#### PROBLEM TO WORK ON
Reproduce every line of the listing below as it stands, leaving out the pictures.

(Element position data)
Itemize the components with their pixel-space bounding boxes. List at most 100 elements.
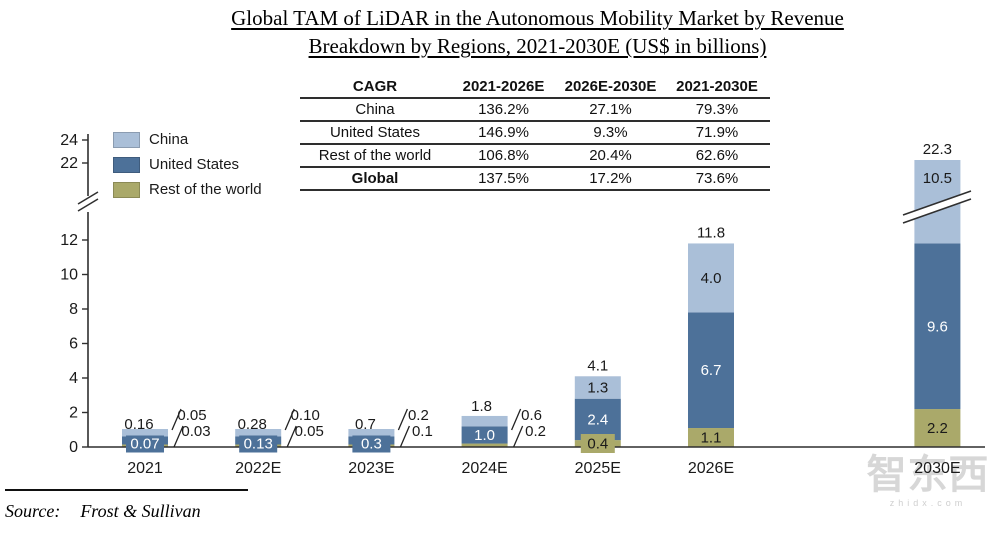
cagr-header-row: CAGR 2021-2026E 2026E-2030E 2021-2030E: [300, 76, 770, 99]
cagr-cell: 20.4%: [557, 144, 664, 168]
leader-line: [286, 425, 297, 448]
source-note: Source: Frost & Sullivan: [5, 501, 201, 522]
us-value-badge: [352, 435, 391, 453]
y-tick-label: 12: [60, 232, 78, 249]
total-label: 1.8: [471, 398, 492, 415]
bar-segment-united-states: [914, 243, 961, 410]
cagr-header-cell: CAGR: [300, 76, 450, 99]
x-axis-label: 2025E: [575, 460, 621, 477]
row-value-label: 0.4: [587, 436, 608, 453]
total-label: 0.7: [355, 416, 376, 433]
chart-title-line2: Breakdown by Regions, 2021-2030E (US$ in…: [308, 34, 767, 58]
total-label: 0.16: [124, 416, 153, 433]
legend-item: United States: [113, 152, 262, 177]
source-prefix: Source:: [5, 501, 61, 521]
bar-segment-china: [574, 376, 621, 399]
china-value-label: 0.6: [521, 407, 542, 424]
row-value-label: 2.2: [927, 420, 948, 437]
y-tick-label: 2: [69, 405, 78, 422]
x-axis-label: 2026E: [688, 460, 734, 477]
bar-segment-rest-of-world: [914, 409, 961, 447]
cagr-cell: 71.9%: [664, 121, 770, 145]
legend-item: Rest of the world: [113, 177, 262, 202]
bar-segment-china: [461, 415, 508, 427]
bar-break-mask: [903, 191, 971, 223]
row-value-label: 0.05: [295, 423, 324, 440]
x-axis-label: 2021: [127, 460, 163, 477]
legend-label: United States: [149, 156, 240, 173]
legend-label: Rest of the world: [149, 181, 262, 198]
total-label: 4.1: [587, 357, 608, 374]
cagr-row: Rest of the world 106.8% 20.4% 62.6%: [300, 144, 770, 168]
us-value-label: 0.07: [130, 436, 159, 453]
row-value-label: 0.1: [412, 423, 433, 440]
cagr-row: United States 146.9% 9.3% 71.9%: [300, 121, 770, 145]
row-value-label: 1.1: [701, 430, 722, 447]
cagr-header-cell: 2021-2030E: [664, 76, 770, 99]
cagr-header-cell: 2021-2026E: [450, 76, 557, 99]
leader-line: [399, 425, 410, 448]
leader-line: [284, 408, 295, 431]
leader-line: [397, 408, 408, 431]
china-value-label: 1.3: [587, 379, 608, 396]
cagr-cell: 9.3%: [557, 121, 664, 145]
cagr-cell: 106.8%: [450, 144, 557, 168]
source-text: Frost & Sullivan: [80, 501, 201, 521]
row-value-badge: [580, 434, 615, 453]
us-value-label: 0.13: [244, 436, 273, 453]
legend-swatch: [113, 156, 140, 173]
bar-break-line: [902, 190, 972, 216]
axis-break-line: [77, 191, 99, 205]
chart-title: Global TAM of LiDAR in the Autonomous Mo…: [75, 4, 1000, 60]
bar-segment-rest-of-world: [461, 443, 508, 447]
china-value-label: 10.5: [923, 170, 952, 187]
cagr-header-cell: 2026E-2030E: [557, 76, 664, 99]
leader-line: [511, 408, 522, 431]
bar-segment-united-states: [461, 426, 508, 444]
total-label: 0.28: [238, 416, 267, 433]
cagr-cell: 136.2%: [450, 98, 557, 122]
x-axis-label: 2022E: [235, 460, 281, 477]
bar-segment-rest-of-world: [688, 428, 734, 447]
us-value-label: 9.6: [927, 318, 948, 335]
watermark: 智东西 zhidx.com: [858, 452, 998, 508]
cagr-cell: 27.1%: [557, 98, 664, 122]
cagr-row-label: Global: [300, 167, 450, 191]
us-value-label: 0.3: [361, 436, 382, 453]
leader-line: [173, 425, 184, 448]
cagr-cell: 62.6%: [664, 144, 770, 168]
cagr-cell: 137.5%: [450, 167, 557, 191]
y-tick-label: 22: [60, 155, 78, 172]
china-value-label: 4.0: [701, 270, 722, 287]
row-value-label: 0.03: [181, 423, 210, 440]
bar-segment-china: [688, 243, 734, 313]
row-value-label: 0.2: [525, 423, 546, 440]
us-value-label: 2.4: [587, 411, 608, 428]
bar-break-line: [902, 198, 972, 224]
x-axis-label: 2030E: [914, 460, 960, 477]
x-axis-label: 2024E: [461, 460, 507, 477]
legend-item: China: [113, 127, 262, 152]
leader-line: [171, 408, 182, 431]
cagr-row-label: Rest of the world: [300, 144, 450, 168]
cagr-row-label: United States: [300, 121, 450, 145]
legend-swatch: [113, 131, 140, 148]
chart-title-line1: Global TAM of LiDAR in the Autonomous Mo…: [231, 6, 844, 30]
y-tick-label: 4: [69, 370, 78, 387]
bar-segment-united-states: [574, 398, 621, 441]
watermark-url: zhidx.com: [889, 498, 967, 508]
china-value-label: 0.10: [291, 407, 320, 424]
legend: China United States Rest of the world: [113, 127, 262, 202]
cagr-cell: 73.6%: [664, 167, 770, 191]
y-tick-label: 8: [69, 301, 78, 318]
cagr-cell: 146.9%: [450, 121, 557, 145]
bar-segment-china: [348, 429, 395, 437]
cagr-row-label: China: [300, 98, 450, 122]
us-value-label: 1.0: [474, 427, 495, 444]
us-value-badge: [239, 435, 278, 453]
bar-segment-china: [122, 429, 168, 437]
axis-break-mask: [84, 196, 92, 212]
bar-segment-united-states: [688, 312, 734, 429]
cagr-cell: 79.3%: [664, 98, 770, 122]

#### WRITTEN RESPONSE
Itemize the components with their pixel-space bounding boxes. List at most 100 elements.
cagr-header-row: CAGR 2021-2026E 2026E-2030E 2021-2030E: [300, 76, 770, 99]
cagr-cell: 20.4%: [557, 144, 664, 168]
leader-line: [286, 425, 297, 448]
source-note: Source: Frost & Sullivan: [5, 501, 201, 522]
us-value-badge: [352, 435, 391, 453]
y-tick-label: 12: [60, 232, 78, 249]
total-label: 1.8: [471, 398, 492, 415]
bar-segment-united-states: [914, 243, 961, 410]
cagr-header-cell: CAGR: [300, 76, 450, 99]
x-axis-label: 2025E: [575, 460, 621, 477]
row-value-label: 0.4: [587, 436, 608, 453]
total-label: 0.7: [355, 416, 376, 433]
chart-title-line2: Breakdown by Regions, 2021-2030E (US$ in…: [308, 34, 767, 58]
total-label: 0.16: [124, 416, 153, 433]
legend-item: United States: [113, 152, 262, 177]
source-prefix: Source:: [5, 501, 61, 521]
bar-segment-china: [574, 376, 621, 399]
china-value-label: 0.6: [521, 407, 542, 424]
row-value-label: 2.2: [927, 420, 948, 437]
y-tick-label: 2: [69, 405, 78, 422]
x-axis-label: 2026E: [688, 460, 734, 477]
bar-segment-rest-of-world: [914, 409, 961, 447]
cagr-cell: 71.9%: [664, 121, 770, 145]
legend-item: Rest of the world: [113, 177, 262, 202]
bar-segment-china: [461, 415, 508, 427]
bar-break-mask: [903, 191, 971, 223]
row-value-label: 0.05: [295, 423, 324, 440]
x-axis-label: 2021: [127, 460, 163, 477]
legend-label: United States: [149, 156, 240, 173]
legend-label: Rest of the world: [149, 181, 262, 198]
total-label: 4.1: [587, 357, 608, 374]
cagr-row: Rest of the world 106.8% 20.4% 62.6%: [300, 144, 770, 168]
us-value-label: 0.07: [130, 436, 159, 453]
row-value-label: 0.1: [412, 423, 433, 440]
cagr-row: United States 146.9% 9.3% 71.9%: [300, 121, 770, 145]
row-value-label: 1.1: [701, 430, 722, 447]
cagr-header-cell: 2021-2030E: [664, 76, 770, 99]
cagr-header-cell: 2021-2026E: [450, 76, 557, 99]
leader-line: [399, 425, 410, 448]
leader-line: [284, 408, 295, 431]
leader-line: [397, 408, 408, 431]
china-value-label: 1.3: [587, 379, 608, 396]
cagr-cell: 9.3%: [557, 121, 664, 145]
cagr-cell: 106.8%: [450, 144, 557, 168]
source-text: Frost & Sullivan: [80, 501, 201, 521]
row-value-badge: [580, 434, 615, 453]
us-value-label: 0.13: [244, 436, 273, 453]
legend-swatch: [113, 156, 140, 173]
bar-break-line: [902, 190, 972, 216]
axis-break-line: [77, 191, 99, 205]
chart-title: Global TAM of LiDAR in the Autonomous Mo…: [75, 4, 1000, 60]
bar-segment-rest-of-world: [461, 443, 508, 447]
china-value-label: 10.5: [923, 170, 952, 187]
cagr-header-cell: 2026E-2030E: [557, 76, 664, 99]
leader-line: [511, 408, 522, 431]
bar-segment-united-states: [461, 426, 508, 444]
total-label: 0.28: [238, 416, 267, 433]
cagr-cell: 136.2%: [450, 98, 557, 122]
x-axis-label: 2022E: [235, 460, 281, 477]
bar-segment-rest-of-world: [688, 428, 734, 447]
us-value-label: 9.6: [927, 318, 948, 335]
watermark: 智东西 zhidx.com: [858, 452, 998, 508]
cagr-cell: 27.1%: [557, 98, 664, 122]
cagr-row-label: Global: [300, 167, 450, 191]
us-value-label: 0.3: [361, 436, 382, 453]
leader-line: [173, 425, 184, 448]
cagr-cell: 62.6%: [664, 144, 770, 168]
cagr-cell: 137.5%: [450, 167, 557, 191]
y-tick-label: 22: [60, 155, 78, 172]
china-value-label: 4.0: [701, 270, 722, 287]
row-value-label: 0.03: [181, 423, 210, 440]
bar-segment-china: [688, 243, 734, 313]
row-value-label: 0.2: [525, 423, 546, 440]
us-value-label: 2.4: [587, 411, 608, 428]
bar-break-line: [902, 198, 972, 224]
x-axis-label: 2030E: [914, 460, 960, 477]
x-axis-label: 2024E: [461, 460, 507, 477]
legend-item: China: [113, 127, 262, 152]
leader-line: [171, 408, 182, 431]
cagr-row-label: Rest of the world: [300, 144, 450, 168]
cagr-row-label: United States: [300, 121, 450, 145]
legend-swatch: [113, 131, 140, 148]
chart-title-line1: Global TAM of LiDAR in the Autonomous Mo…: [231, 6, 844, 30]
y-tick-label: 4: [69, 370, 78, 387]
bar-segment-united-states: [574, 398, 621, 441]
watermark-url: zhidx.com: [889, 498, 967, 508]
china-value-label: 0.10: [291, 407, 320, 424]
legend: China United States Rest of the world: [113, 127, 262, 202]
cagr-cell: 73.6%: [664, 167, 770, 191]
y-tick-label: 8: [69, 301, 78, 318]
cagr-cell: 146.9%: [450, 121, 557, 145]
bar-segment-china: [348, 429, 395, 437]
cagr-row-label: China: [300, 98, 450, 122]
us-value-label: 1.0: [474, 427, 495, 444]
us-value-badge: [239, 435, 278, 453]
bar-segment-china: [122, 429, 168, 437]
axis-break-mask: [84, 196, 92, 212]
bar-segment-united-states: [688, 312, 734, 429]
cagr-cell: 79.3%: [664, 98, 770, 122]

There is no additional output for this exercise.